Extracts from a graphics dataset:
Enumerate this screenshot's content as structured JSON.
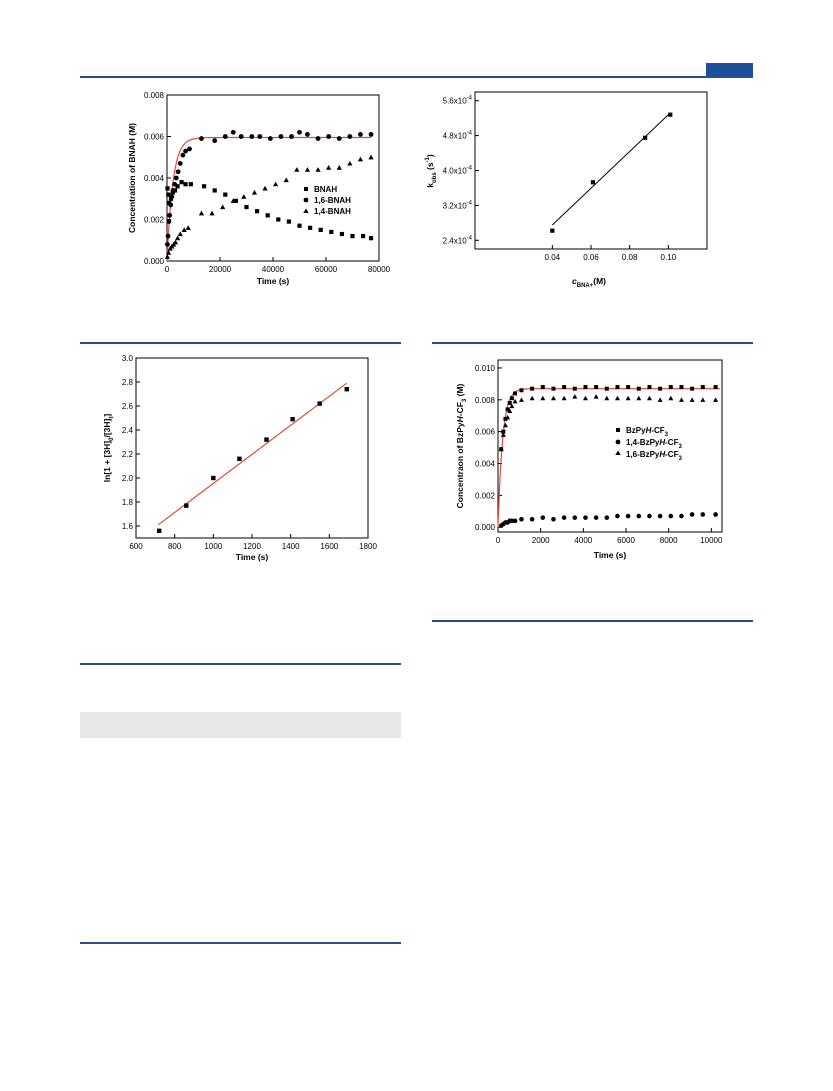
{
  "colors": {
    "rule": "#2c4f8c",
    "tab": "#1f4e9a",
    "fit": "#e8483a",
    "shade": "#e7e7e7"
  },
  "chart_data": [
    {
      "id": "c1",
      "type": "scatter",
      "xlabel": "Time (s)",
      "ylabel": "Concentration of BNAH (M)",
      "xlim": [
        0,
        80000
      ],
      "ylim": [
        0,
        0.008
      ],
      "xticks": [
        0,
        20000,
        40000,
        60000,
        80000
      ],
      "xtick_labels": [
        "0",
        "20000",
        "40000",
        "60000",
        "80000"
      ],
      "yticks": [
        0,
        0.002,
        0.004,
        0.006,
        0.008
      ],
      "ytick_labels": [
        "0.000",
        "0.002",
        "0.004",
        "0.006",
        "0.008"
      ],
      "legend": "center-right",
      "series": [
        {
          "name": "BNAH",
          "marker": "square",
          "points": [
            [
              200,
              0.0035
            ],
            [
              500,
              0.0032
            ],
            [
              900,
              0.0028
            ],
            [
              1500,
              0.003
            ],
            [
              2200,
              0.0033
            ],
            [
              3000,
              0.0034
            ],
            [
              4000,
              0.0036
            ],
            [
              5500,
              0.0038
            ],
            [
              7000,
              0.0037
            ],
            [
              9000,
              0.0037
            ],
            [
              14000,
              0.0036
            ],
            [
              18000,
              0.0034
            ],
            [
              22000,
              0.0032
            ],
            [
              26000,
              0.0029
            ],
            [
              30000,
              0.0026
            ],
            [
              34000,
              0.0024
            ],
            [
              38000,
              0.0022
            ],
            [
              42000,
              0.002
            ],
            [
              46000,
              0.0019
            ],
            [
              50000,
              0.0017
            ],
            [
              54000,
              0.0016
            ],
            [
              58000,
              0.0015
            ],
            [
              62000,
              0.0014
            ],
            [
              66000,
              0.0013
            ],
            [
              70000,
              0.0012
            ],
            [
              74000,
              0.0012
            ],
            [
              77000,
              0.0011
            ]
          ]
        },
        {
          "name": "1,6-BNAH",
          "marker": "circle",
          "points": [
            [
              150,
              0.0008
            ],
            [
              400,
              0.0012
            ],
            [
              700,
              0.0019
            ],
            [
              1000,
              0.0022
            ],
            [
              1400,
              0.0027
            ],
            [
              1800,
              0.0031
            ],
            [
              2300,
              0.0034
            ],
            [
              2900,
              0.0037
            ],
            [
              3500,
              0.004
            ],
            [
              4200,
              0.0043
            ],
            [
              5000,
              0.0047
            ],
            [
              6000,
              0.0051
            ],
            [
              7000,
              0.0053
            ],
            [
              8500,
              0.0054
            ],
            [
              13000,
              0.0059
            ],
            [
              18000,
              0.0058
            ],
            [
              22000,
              0.006
            ],
            [
              25000,
              0.0062
            ],
            [
              28000,
              0.006
            ],
            [
              32000,
              0.006
            ],
            [
              35000,
              0.006
            ],
            [
              39000,
              0.0059
            ],
            [
              43000,
              0.006
            ],
            [
              47000,
              0.006
            ],
            [
              50000,
              0.0062
            ],
            [
              53000,
              0.0061
            ],
            [
              57000,
              0.0059
            ],
            [
              61000,
              0.006
            ],
            [
              65000,
              0.0059
            ],
            [
              69000,
              0.006
            ],
            [
              73000,
              0.0061
            ],
            [
              77000,
              0.0061
            ]
          ]
        },
        {
          "name": "1,4-BNAH",
          "marker": "triangle",
          "points": [
            [
              150,
              0.0002
            ],
            [
              600,
              0.0004
            ],
            [
              1200,
              0.0006
            ],
            [
              1800,
              0.0007
            ],
            [
              2500,
              0.0008
            ],
            [
              3200,
              0.0009
            ],
            [
              4000,
              0.0011
            ],
            [
              5000,
              0.0013
            ],
            [
              6500,
              0.0015
            ],
            [
              8000,
              0.0016
            ],
            [
              13000,
              0.0023
            ],
            [
              17000,
              0.0023
            ],
            [
              21000,
              0.0026
            ],
            [
              25000,
              0.0029
            ],
            [
              29000,
              0.0031
            ],
            [
              33000,
              0.0033
            ],
            [
              37000,
              0.0035
            ],
            [
              41000,
              0.0037
            ],
            [
              45000,
              0.0039
            ],
            [
              49000,
              0.0044
            ],
            [
              53000,
              0.0044
            ],
            [
              57000,
              0.0044
            ],
            [
              61000,
              0.0045
            ],
            [
              65000,
              0.0045
            ],
            [
              69000,
              0.0047
            ],
            [
              73000,
              0.0049
            ],
            [
              77000,
              0.005
            ]
          ]
        }
      ],
      "fit": {
        "type": "first_order_rise",
        "a": 0.00595,
        "k": 0.00045,
        "x_range": [
          0,
          77000
        ]
      }
    },
    {
      "id": "c2",
      "type": "scatter",
      "xlabel": "cBNA+(M)",
      "ylabel": "kobs (s-1)",
      "xlim": [
        0,
        0.12
      ],
      "ylim": [
        0.00022,
        0.00058
      ],
      "xticks": [
        0.04,
        0.06,
        0.08,
        0.1
      ],
      "xtick_labels": [
        "0.04",
        "0.06",
        "0.08",
        "0.10"
      ],
      "yticks": [
        0.00024,
        0.00032,
        0.0004,
        0.00048,
        0.00056
      ],
      "ytick_labels": [
        "2.4x10-4",
        "3.2x10-4",
        "4.0x10-4",
        "4.8x10-4",
        "5.6x10-4"
      ],
      "series": [
        {
          "name": "",
          "marker": "square",
          "points": [
            [
              0.04,
              0.000262
            ],
            [
              0.061,
              0.000373
            ],
            [
              0.088,
              0.000475
            ],
            [
              0.101,
              0.000528
            ]
          ]
        }
      ],
      "fit": {
        "type": "linear",
        "points": [
          [
            0.04,
            0.000275
          ],
          [
            0.101,
            0.000532
          ]
        ]
      }
    },
    {
      "id": "c3",
      "type": "scatter",
      "xlabel": "Time (s)",
      "ylabel": "ln[1 + [3H]0/[3H]t]",
      "xlim": [
        600,
        1800
      ],
      "ylim": [
        1.5,
        3.0
      ],
      "xticks": [
        600,
        800,
        1000,
        1200,
        1400,
        1600,
        1800
      ],
      "xtick_labels": [
        "600",
        "800",
        "1000",
        "1200",
        "1400",
        "1600",
        "1800"
      ],
      "yticks": [
        1.6,
        1.8,
        2.0,
        2.2,
        2.4,
        2.6,
        2.8,
        3.0
      ],
      "ytick_labels": [
        "1.6",
        "1.8",
        "2.0",
        "2.2",
        "2.4",
        "2.6",
        "2.8",
        "3.0"
      ],
      "series": [
        {
          "name": "",
          "marker": "square",
          "points": [
            [
              720,
              1.56
            ],
            [
              860,
              1.77
            ],
            [
              1000,
              2.0
            ],
            [
              1135,
              2.16
            ],
            [
              1275,
              2.32
            ],
            [
              1410,
              2.49
            ],
            [
              1550,
              2.62
            ],
            [
              1690,
              2.74
            ]
          ]
        }
      ],
      "fit": {
        "type": "linear",
        "points": [
          [
            715,
            1.61
          ],
          [
            1690,
            2.79
          ]
        ]
      }
    },
    {
      "id": "c4",
      "type": "scatter",
      "xlabel": "Time (s)",
      "ylabel": "Concentraon of BzPyH-CF3 (M)",
      "xlim": [
        0,
        10500
      ],
      "ylim": [
        -0.0003,
        0.0105
      ],
      "xticks": [
        0,
        2000,
        4000,
        6000,
        8000,
        10000
      ],
      "xtick_labels": [
        "0",
        "2000",
        "4000",
        "6000",
        "8000",
        "10000"
      ],
      "yticks": [
        0,
        0.002,
        0.004,
        0.006,
        0.008,
        0.01
      ],
      "ytick_labels": [
        "0.000",
        "0.002",
        "0.004",
        "0.006",
        "0.008",
        "0.010"
      ],
      "legend": "center-right",
      "series": [
        {
          "name": "BzPyH-CF3",
          "marker": "square",
          "points": [
            [
              150,
              0.0049
            ],
            [
              250,
              0.006
            ],
            [
              350,
              0.0068
            ],
            [
              450,
              0.0074
            ],
            [
              550,
              0.0078
            ],
            [
              650,
              0.0081
            ],
            [
              800,
              0.0084
            ],
            [
              1100,
              0.0086
            ],
            [
              1600,
              0.0087
            ],
            [
              2100,
              0.0088
            ],
            [
              2600,
              0.0087
            ],
            [
              3100,
              0.0088
            ],
            [
              3600,
              0.0087
            ],
            [
              4100,
              0.0088
            ],
            [
              4600,
              0.0088
            ],
            [
              5100,
              0.0087
            ],
            [
              5600,
              0.0088
            ],
            [
              6100,
              0.0088
            ],
            [
              6600,
              0.0087
            ],
            [
              7100,
              0.0088
            ],
            [
              7600,
              0.0087
            ],
            [
              8100,
              0.0088
            ],
            [
              8600,
              0.0088
            ],
            [
              9100,
              0.0087
            ],
            [
              9600,
              0.0088
            ],
            [
              10200,
              0.0088
            ]
          ]
        },
        {
          "name": "1,4-BzPyH-CF3",
          "marker": "circle",
          "points": [
            [
              150,
              0.0001
            ],
            [
              250,
              0.0002
            ],
            [
              350,
              0.0003
            ],
            [
              450,
              0.0003
            ],
            [
              550,
              0.0004
            ],
            [
              650,
              0.0004
            ],
            [
              800,
              0.0004
            ],
            [
              1100,
              0.0005
            ],
            [
              1600,
              0.0005
            ],
            [
              2100,
              0.0006
            ],
            [
              2600,
              0.0005
            ],
            [
              3100,
              0.0006
            ],
            [
              3600,
              0.0006
            ],
            [
              4100,
              0.0006
            ],
            [
              4600,
              0.0006
            ],
            [
              5100,
              0.0006
            ],
            [
              5600,
              0.0007
            ],
            [
              6100,
              0.0007
            ],
            [
              6600,
              0.0007
            ],
            [
              7100,
              0.0007
            ],
            [
              7600,
              0.0007
            ],
            [
              8100,
              0.0007
            ],
            [
              8600,
              0.0007
            ],
            [
              9100,
              0.0008
            ],
            [
              9600,
              0.0008
            ],
            [
              10200,
              0.0008
            ]
          ]
        },
        {
          "name": "1,6-BzPyH-CF3",
          "marker": "triangle",
          "points": [
            [
              150,
              0.0049
            ],
            [
              250,
              0.0058
            ],
            [
              350,
              0.0064
            ],
            [
              450,
              0.0069
            ],
            [
              550,
              0.0073
            ],
            [
              650,
              0.0076
            ],
            [
              800,
              0.0079
            ],
            [
              1100,
              0.008
            ],
            [
              1600,
              0.0081
            ],
            [
              2100,
              0.0081
            ],
            [
              2600,
              0.0081
            ],
            [
              3100,
              0.0081
            ],
            [
              3600,
              0.0082
            ],
            [
              4100,
              0.0081
            ],
            [
              4600,
              0.0082
            ],
            [
              5100,
              0.0081
            ],
            [
              5600,
              0.0081
            ],
            [
              6100,
              0.0081
            ],
            [
              6600,
              0.0081
            ],
            [
              7100,
              0.0081
            ],
            [
              7600,
              0.008
            ],
            [
              8100,
              0.0081
            ],
            [
              8600,
              0.008
            ],
            [
              9100,
              0.008
            ],
            [
              9600,
              0.008
            ],
            [
              10200,
              0.008
            ]
          ]
        }
      ],
      "fit": {
        "type": "first_order_rise",
        "a": 0.0087,
        "k": 0.0046,
        "x_range": [
          0,
          10400
        ]
      }
    }
  ]
}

Objective: Copy out each line of the entries that holds "ylabel".

Full output:
      "ylabel": "Concentration of BNAH (M)",
      "ylabel": "kobs (s-1)",
      "ylabel": "ln[1 + [3H]0/[3H]t]",
      "ylabel": "Concentraon of BzPyH-CF3 (M)",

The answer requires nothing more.